Exercise description: Print out every line, exactly as written.

Extracted information:
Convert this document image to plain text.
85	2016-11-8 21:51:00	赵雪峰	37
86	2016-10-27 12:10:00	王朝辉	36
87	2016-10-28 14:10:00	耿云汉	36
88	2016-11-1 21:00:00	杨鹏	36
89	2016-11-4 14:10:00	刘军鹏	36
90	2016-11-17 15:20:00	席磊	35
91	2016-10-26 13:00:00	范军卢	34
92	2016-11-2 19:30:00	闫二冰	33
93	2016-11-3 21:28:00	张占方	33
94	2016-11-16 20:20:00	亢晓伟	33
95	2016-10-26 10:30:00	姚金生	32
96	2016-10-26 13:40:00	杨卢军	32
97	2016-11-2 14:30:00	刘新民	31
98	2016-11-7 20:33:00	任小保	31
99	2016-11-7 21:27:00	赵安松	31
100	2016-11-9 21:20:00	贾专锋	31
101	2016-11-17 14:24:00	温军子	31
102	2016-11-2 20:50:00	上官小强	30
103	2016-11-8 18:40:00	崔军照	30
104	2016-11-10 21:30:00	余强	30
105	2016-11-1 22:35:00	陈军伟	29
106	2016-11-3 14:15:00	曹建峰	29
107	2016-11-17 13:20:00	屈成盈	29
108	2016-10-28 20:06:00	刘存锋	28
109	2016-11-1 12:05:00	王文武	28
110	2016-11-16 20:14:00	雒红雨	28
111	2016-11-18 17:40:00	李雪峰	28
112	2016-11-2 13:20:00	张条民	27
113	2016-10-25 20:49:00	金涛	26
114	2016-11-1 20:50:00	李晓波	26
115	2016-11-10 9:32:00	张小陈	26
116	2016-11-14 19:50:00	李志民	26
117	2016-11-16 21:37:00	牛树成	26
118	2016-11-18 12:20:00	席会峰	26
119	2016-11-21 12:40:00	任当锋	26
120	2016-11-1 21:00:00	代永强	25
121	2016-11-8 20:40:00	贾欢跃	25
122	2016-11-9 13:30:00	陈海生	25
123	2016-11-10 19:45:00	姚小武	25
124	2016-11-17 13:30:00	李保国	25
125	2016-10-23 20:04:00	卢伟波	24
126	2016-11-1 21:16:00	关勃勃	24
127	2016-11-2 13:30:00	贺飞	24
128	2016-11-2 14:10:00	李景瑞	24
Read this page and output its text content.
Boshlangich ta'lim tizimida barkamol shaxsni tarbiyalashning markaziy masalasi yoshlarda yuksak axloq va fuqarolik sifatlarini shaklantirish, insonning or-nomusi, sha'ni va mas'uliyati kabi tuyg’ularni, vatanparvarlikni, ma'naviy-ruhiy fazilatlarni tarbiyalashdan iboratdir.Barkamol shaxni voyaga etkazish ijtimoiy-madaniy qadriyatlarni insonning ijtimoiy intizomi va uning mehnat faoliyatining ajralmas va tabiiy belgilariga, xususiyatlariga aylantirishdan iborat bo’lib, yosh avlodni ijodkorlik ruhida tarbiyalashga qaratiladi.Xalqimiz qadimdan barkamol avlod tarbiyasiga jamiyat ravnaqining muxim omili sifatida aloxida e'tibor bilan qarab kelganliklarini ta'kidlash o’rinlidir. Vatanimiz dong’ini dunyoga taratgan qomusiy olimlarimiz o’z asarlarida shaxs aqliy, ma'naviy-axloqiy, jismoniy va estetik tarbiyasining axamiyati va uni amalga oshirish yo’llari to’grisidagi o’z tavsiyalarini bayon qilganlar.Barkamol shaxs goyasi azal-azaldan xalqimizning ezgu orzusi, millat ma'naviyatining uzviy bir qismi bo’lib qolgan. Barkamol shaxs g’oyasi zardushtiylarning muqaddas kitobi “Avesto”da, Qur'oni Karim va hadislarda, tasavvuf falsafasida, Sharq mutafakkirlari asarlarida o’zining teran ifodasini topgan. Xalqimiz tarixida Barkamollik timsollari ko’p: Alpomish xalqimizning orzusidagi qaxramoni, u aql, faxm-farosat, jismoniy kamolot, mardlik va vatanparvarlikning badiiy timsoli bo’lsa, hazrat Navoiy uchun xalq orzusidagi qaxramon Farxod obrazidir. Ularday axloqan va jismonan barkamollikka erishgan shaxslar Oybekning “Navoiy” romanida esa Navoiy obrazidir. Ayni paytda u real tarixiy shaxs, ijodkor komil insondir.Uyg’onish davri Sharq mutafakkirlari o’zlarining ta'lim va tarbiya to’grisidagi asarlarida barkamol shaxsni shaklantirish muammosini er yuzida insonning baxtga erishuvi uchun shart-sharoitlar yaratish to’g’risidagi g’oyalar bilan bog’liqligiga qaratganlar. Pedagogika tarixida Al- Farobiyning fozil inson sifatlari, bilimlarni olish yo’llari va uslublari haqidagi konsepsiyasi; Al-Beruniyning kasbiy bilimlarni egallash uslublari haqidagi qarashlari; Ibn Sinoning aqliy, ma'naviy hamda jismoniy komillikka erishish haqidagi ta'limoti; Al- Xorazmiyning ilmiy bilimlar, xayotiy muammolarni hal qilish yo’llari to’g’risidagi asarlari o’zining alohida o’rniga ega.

Solved problem:
Convert this document image to plain text.
85	2016-11-8 21:51:00	赵雪峰	37
86	2016-10-27 12:10:00	王朝辉	36
87	2016-10-28 14:10:00	耿云汉	36
88	2016-11-1 21:00:00	杨鹏	36
89	2016-11-4 14:10:00	刘军鹏	36
90	2016-11-17 15:20:00	席磊	35
91	2016-10-26 13:00:00	范军卢	34
92	2016-11-2 19:30:00	闫二冰	33
93	2016-11-3 21:28:00	张占方	33
94	2016-11-16 20:20:00	亢晓伟	33
95	2016-10-26 10:30:00	姚金生	32
96	2016-10-26 13:40:00	杨卢军	32
97	2016-11-2 14:30:00	刘新民	31
98	2016-11-7 20:33:00	任小保	31
99	2016-11-7 21:27:00	赵安松	31
100	2016-11-9 21:20:00	贾专锋	31
101	2016-11-17 14:24:00	温军子	31
102	2016-11-2 20:50:00	上官小强	30
103	2016-11-8 18:40:00	崔军照	30
104	2016-11-10 21:30:00	余强	30
105	2016-11-1 22:35:00	陈军伟	29
106	2016-11-3 14:15:00	曹建峰	29
107	2016-11-17 13:20:00	屈成盈	29
108	2016-10-28 20:06:00	刘存锋	28
109	2016-11-1 12:05:00	王文武	28
110	2016-11-16 20:14:00	雒红雨	28
111	2016-11-18 17:40:00	李雪峰	28
112	2016-11-2 13:20:00	张条民	27
113	2016-10-25 20:49:00	金涛	26
114	2016-11-1 20:50:00	李晓波	26
115	2016-11-10 9:32:00	张小陈	26
116	2016-11-14 19:50:00	李志民	26
117	2016-11-16 21:37:00	牛树成	26
118	2016-11-18 12:20:00	席会峰	26
119	2016-11-21 12:40:00	任当锋	26
120	2016-11-1 21:00:00	代永强	25
121	2016-11-8 20:40:00	贾欢跃	25
122	2016-11-9 13:30:00	陈海生	25
123	2016-11-10 19:45:00	姚小武	25
124	2016-11-17 13:30:00	李保国	25
125	2016-10-23 20:04:00	卢伟波	24
126	2016-11-1 21:16:00	关勃勃	24
127	2016-11-2 13:30:00	贺飞	24
128	2016-11-2 14:10:00	李景瑞	24
Read this page and output its text content.
Boshlangich ta'lim tizimida barkamol shaxsni tarbiyalashning markaziy masalasi yoshlarda yuksak axloq va fuqarolik sifatlarini shaklantirish, insonning or-nomusi, sha'ni va mas'uliyati kabi tuyg’ularni, vatanparvarlikni, ma'naviy-ruhiy fazilatlarni tarbiyalashdan iboratdir.Barkamol shaxni voyaga etkazish ijtimoiy-madaniy qadriyatlarni insonning ijtimoiy intizomi va uning mehnat faoliyatining ajralmas va tabiiy belgilariga, xususiyatlariga aylantirishdan iborat bo’lib, yosh avlodni ijodkorlik ruhida tarbiyalashga qaratiladi.Xalqimiz qadimdan barkamol avlod tarbiyasiga jamiyat ravnaqining muxim omili sifatida aloxida e'tibor bilan qarab kelganliklarini ta'kidlash o’rinlidir. Vatanimiz dong’ini dunyoga taratgan qomusiy olimlarimiz o’z asarlarida shaxs aqliy, ma'naviy-axloqiy, jismoniy va estetik tarbiyasining axamiyati va uni amalga oshirish yo’llari to’grisidagi o’z tavsiyalarini bayon qilganlar.Barkamol shaxs goyasi azal-azaldan xalqimizning ezgu orzusi, millat ma'naviyatining uzviy bir qismi bo’lib qolgan. Barkamol shaxs g’oyasi zardushtiylarning muqaddas kitobi “Avesto”da, Qur'oni Karim va hadislarda, tasavvuf falsafasida, Sharq mutafakkirlari asarlarida o’zining teran ifodasini topgan. Xalqimiz tarixida Barkamollik timsollari ko’p: Alpomish xalqimizning orzusidagi qaxramoni, u aql, faxm-farosat, jismoniy kamolot, mardlik va vatanparvarlikning badiiy timsoli bo’lsa, hazrat Navoiy uchun xalq orzusidagi qaxramon Farxod obrazidir. Ularday axloqan va jismonan barkamollikka erishgan shaxslar Oybekning “Navoiy” romanida esa Navoiy obrazidir. Ayni paytda u real tarixiy shaxs, ijodkor komil insondir.Uyg’onish davri Sharq mutafakkirlari o’zlarining ta'lim va tarbiya to’grisidagi asarlarida barkamol shaxsni shaklantirish muammosini er yuzida insonning baxtga erishuvi uchun shart-sharoitlar yaratish to’g’risidagi g’oyalar bilan bog’liqligiga qaratganlar. Pedagogika tarixida Al- Farobiyning fozil inson sifatlari, bilimlarni olish yo’llari va uslublari haqidagi konsepsiyasi; Al-Beruniyning kasbiy bilimlarni egallash uslublari haqidagi qarashlari; Ibn Sinoning aqliy, ma'naviy hamda jismoniy komillikka erishish haqidagi ta'limoti; Al- Xorazmiyning ilmiy bilimlar, xayotiy muammolarni hal qilish yo’llari to’g’risidagi asarlari o’zining alohida o’rniga ega.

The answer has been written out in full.